## WHAT IS BEING ASKED
Print the whole listing exactly.
........
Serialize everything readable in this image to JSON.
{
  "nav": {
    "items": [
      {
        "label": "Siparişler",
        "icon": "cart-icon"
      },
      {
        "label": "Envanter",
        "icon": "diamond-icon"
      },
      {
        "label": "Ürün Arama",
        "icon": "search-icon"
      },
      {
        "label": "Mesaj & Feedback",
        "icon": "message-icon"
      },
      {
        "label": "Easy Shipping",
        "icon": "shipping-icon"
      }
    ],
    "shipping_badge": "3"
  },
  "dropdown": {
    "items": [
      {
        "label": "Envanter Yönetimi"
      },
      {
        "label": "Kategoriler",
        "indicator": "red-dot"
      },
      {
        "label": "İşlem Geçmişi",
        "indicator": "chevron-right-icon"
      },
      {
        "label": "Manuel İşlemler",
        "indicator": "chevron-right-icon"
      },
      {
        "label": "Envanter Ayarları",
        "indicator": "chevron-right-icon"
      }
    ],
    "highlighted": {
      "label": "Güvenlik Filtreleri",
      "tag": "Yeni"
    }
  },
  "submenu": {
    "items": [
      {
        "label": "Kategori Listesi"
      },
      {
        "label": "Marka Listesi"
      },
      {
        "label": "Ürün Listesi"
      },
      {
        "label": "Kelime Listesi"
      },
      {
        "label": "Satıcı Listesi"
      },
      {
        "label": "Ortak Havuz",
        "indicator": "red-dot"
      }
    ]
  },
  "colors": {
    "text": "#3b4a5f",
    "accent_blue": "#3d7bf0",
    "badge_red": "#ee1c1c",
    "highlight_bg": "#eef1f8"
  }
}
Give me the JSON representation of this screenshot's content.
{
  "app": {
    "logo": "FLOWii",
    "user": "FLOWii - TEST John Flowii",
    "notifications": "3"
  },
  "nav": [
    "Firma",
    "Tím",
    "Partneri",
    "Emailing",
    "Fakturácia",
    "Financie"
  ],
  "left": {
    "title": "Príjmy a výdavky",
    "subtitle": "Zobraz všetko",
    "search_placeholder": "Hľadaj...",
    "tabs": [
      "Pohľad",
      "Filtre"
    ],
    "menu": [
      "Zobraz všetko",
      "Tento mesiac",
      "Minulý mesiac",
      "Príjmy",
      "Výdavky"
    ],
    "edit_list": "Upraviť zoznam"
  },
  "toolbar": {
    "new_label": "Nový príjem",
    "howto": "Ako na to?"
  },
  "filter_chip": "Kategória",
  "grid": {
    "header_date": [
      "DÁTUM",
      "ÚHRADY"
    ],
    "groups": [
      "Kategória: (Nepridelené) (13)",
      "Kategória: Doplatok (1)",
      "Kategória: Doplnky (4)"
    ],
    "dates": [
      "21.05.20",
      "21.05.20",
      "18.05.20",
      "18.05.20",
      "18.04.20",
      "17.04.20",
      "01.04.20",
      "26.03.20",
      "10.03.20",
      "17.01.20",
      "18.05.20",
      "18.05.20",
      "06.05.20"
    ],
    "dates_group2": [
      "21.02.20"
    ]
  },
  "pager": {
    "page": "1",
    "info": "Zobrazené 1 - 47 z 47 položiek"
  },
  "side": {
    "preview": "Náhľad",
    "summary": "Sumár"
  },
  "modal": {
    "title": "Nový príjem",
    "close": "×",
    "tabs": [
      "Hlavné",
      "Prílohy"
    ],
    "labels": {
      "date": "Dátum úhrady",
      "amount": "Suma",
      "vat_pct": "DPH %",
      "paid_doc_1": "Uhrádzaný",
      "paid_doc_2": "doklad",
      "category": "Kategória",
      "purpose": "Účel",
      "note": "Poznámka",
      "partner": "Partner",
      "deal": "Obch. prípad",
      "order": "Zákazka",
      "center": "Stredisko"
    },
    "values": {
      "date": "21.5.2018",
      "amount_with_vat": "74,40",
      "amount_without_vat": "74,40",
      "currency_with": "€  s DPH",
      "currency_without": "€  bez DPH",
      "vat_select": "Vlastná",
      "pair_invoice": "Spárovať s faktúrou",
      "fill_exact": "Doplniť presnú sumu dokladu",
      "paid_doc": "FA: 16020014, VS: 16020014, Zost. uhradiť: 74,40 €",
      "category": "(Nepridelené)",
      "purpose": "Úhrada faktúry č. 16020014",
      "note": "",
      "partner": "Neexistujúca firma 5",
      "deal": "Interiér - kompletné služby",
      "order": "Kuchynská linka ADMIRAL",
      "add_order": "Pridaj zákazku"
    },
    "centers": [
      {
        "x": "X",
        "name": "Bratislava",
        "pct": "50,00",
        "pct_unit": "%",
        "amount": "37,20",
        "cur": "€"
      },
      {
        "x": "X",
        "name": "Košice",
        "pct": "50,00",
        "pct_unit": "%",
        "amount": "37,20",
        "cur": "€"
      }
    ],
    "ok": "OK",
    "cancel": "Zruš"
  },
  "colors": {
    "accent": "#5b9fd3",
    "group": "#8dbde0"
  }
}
........
## EXERCISE RESULT
Serialize everything readable in this image to JSON.
{
  "nav": {
    "items": [
      {
        "label": "Siparişler",
        "icon": "cart-icon"
      },
      {
        "label": "Envanter",
        "icon": "diamond-icon"
      },
      {
        "label": "Ürün Arama",
        "icon": "search-icon"
      },
      {
        "label": "Mesaj & Feedback",
        "icon": "message-icon"
      },
      {
        "label": "Easy Shipping",
        "icon": "shipping-icon"
      }
    ],
    "shipping_badge": "3"
  },
  "dropdown": {
    "items": [
      {
        "label": "Envanter Yönetimi"
      },
      {
        "label": "Kategoriler",
        "indicator": "red-dot"
      },
      {
        "label": "İşlem Geçmişi",
        "indicator": "chevron-right-icon"
      },
      {
        "label": "Manuel İşlemler",
        "indicator": "chevron-right-icon"
      },
      {
        "label": "Envanter Ayarları",
        "indicator": "chevron-right-icon"
      }
    ],
    "highlighted": {
      "label": "Güvenlik Filtreleri",
      "tag": "Yeni"
    }
  },
  "submenu": {
    "items": [
      {
        "label": "Kategori Listesi"
      },
      {
        "label": "Marka Listesi"
      },
      {
        "label": "Ürün Listesi"
      },
      {
        "label": "Kelime Listesi"
      },
      {
        "label": "Satıcı Listesi"
      },
      {
        "label": "Ortak Havuz",
        "indicator": "red-dot"
      }
    ]
  },
  "colors": {
    "text": "#3b4a5f",
    "accent_blue": "#3d7bf0",
    "badge_red": "#ee1c1c",
    "highlight_bg": "#eef1f8"
  }
}
Give me the JSON representation of this screenshot's content.
{
  "app": {
    "logo": "FLOWii",
    "user": "FLOWii - TEST John Flowii",
    "notifications": "3"
  },
  "nav": [
    "Firma",
    "Tím",
    "Partneri",
    "Emailing",
    "Fakturácia",
    "Financie"
  ],
  "left": {
    "title": "Príjmy a výdavky",
    "subtitle": "Zobraz všetko",
    "search_placeholder": "Hľadaj...",
    "tabs": [
      "Pohľad",
      "Filtre"
    ],
    "menu": [
      "Zobraz všetko",
      "Tento mesiac",
      "Minulý mesiac",
      "Príjmy",
      "Výdavky"
    ],
    "edit_list": "Upraviť zoznam"
  },
  "toolbar": {
    "new_label": "Nový príjem",
    "howto": "Ako na to?"
  },
  "filter_chip": "Kategória",
  "grid": {
    "header_date": [
      "DÁTUM",
      "ÚHRADY"
    ],
    "groups": [
      "Kategória: (Nepridelené) (13)",
      "Kategória: Doplatok (1)",
      "Kategória: Doplnky (4)"
    ],
    "dates": [
      "21.05.20",
      "21.05.20",
      "18.05.20",
      "18.05.20",
      "18.04.20",
      "17.04.20",
      "01.04.20",
      "26.03.20",
      "10.03.20",
      "17.01.20",
      "18.05.20",
      "18.05.20",
      "06.05.20"
    ],
    "dates_group2": [
      "21.02.20"
    ]
  },
  "pager": {
    "page": "1",
    "info": "Zobrazené 1 - 47 z 47 položiek"
  },
  "side": {
    "preview": "Náhľad",
    "summary": "Sumár"
  },
  "modal": {
    "title": "Nový príjem",
    "close": "×",
    "tabs": [
      "Hlavné",
      "Prílohy"
    ],
    "labels": {
      "date": "Dátum úhrady",
      "amount": "Suma",
      "vat_pct": "DPH %",
      "paid_doc_1": "Uhrádzaný",
      "paid_doc_2": "doklad",
      "category": "Kategória",
      "purpose": "Účel",
      "note": "Poznámka",
      "partner": "Partner",
      "deal": "Obch. prípad",
      "order": "Zákazka",
      "center": "Stredisko"
    },
    "values": {
      "date": "21.5.2018",
      "amount_with_vat": "74,40",
      "amount_without_vat": "74,40",
      "currency_with": "€  s DPH",
      "currency_without": "€  bez DPH",
      "vat_select": "Vlastná",
      "pair_invoice": "Spárovať s faktúrou",
      "fill_exact": "Doplniť presnú sumu dokladu",
      "paid_doc": "FA: 16020014, VS: 16020014, Zost. uhradiť: 74,40 €",
      "category": "(Nepridelené)",
      "purpose": "Úhrada faktúry č. 16020014",
      "note": "",
      "partner": "Neexistujúca firma 5",
      "deal": "Interiér - kompletné služby",
      "order": "Kuchynská linka ADMIRAL",
      "add_order": "Pridaj zákazku"
    },
    "centers": [
      {
        "x": "X",
        "name": "Bratislava",
        "pct": "50,00",
        "pct_unit": "%",
        "amount": "37,20",
        "cur": "€"
      },
      {
        "x": "X",
        "name": "Košice",
        "pct": "50,00",
        "pct_unit": "%",
        "amount": "37,20",
        "cur": "€"
      }
    ],
    "ok": "OK",
    "cancel": "Zruš"
  },
  "colors": {
    "accent": "#5b9fd3",
    "group": "#8dbde0"
  }
}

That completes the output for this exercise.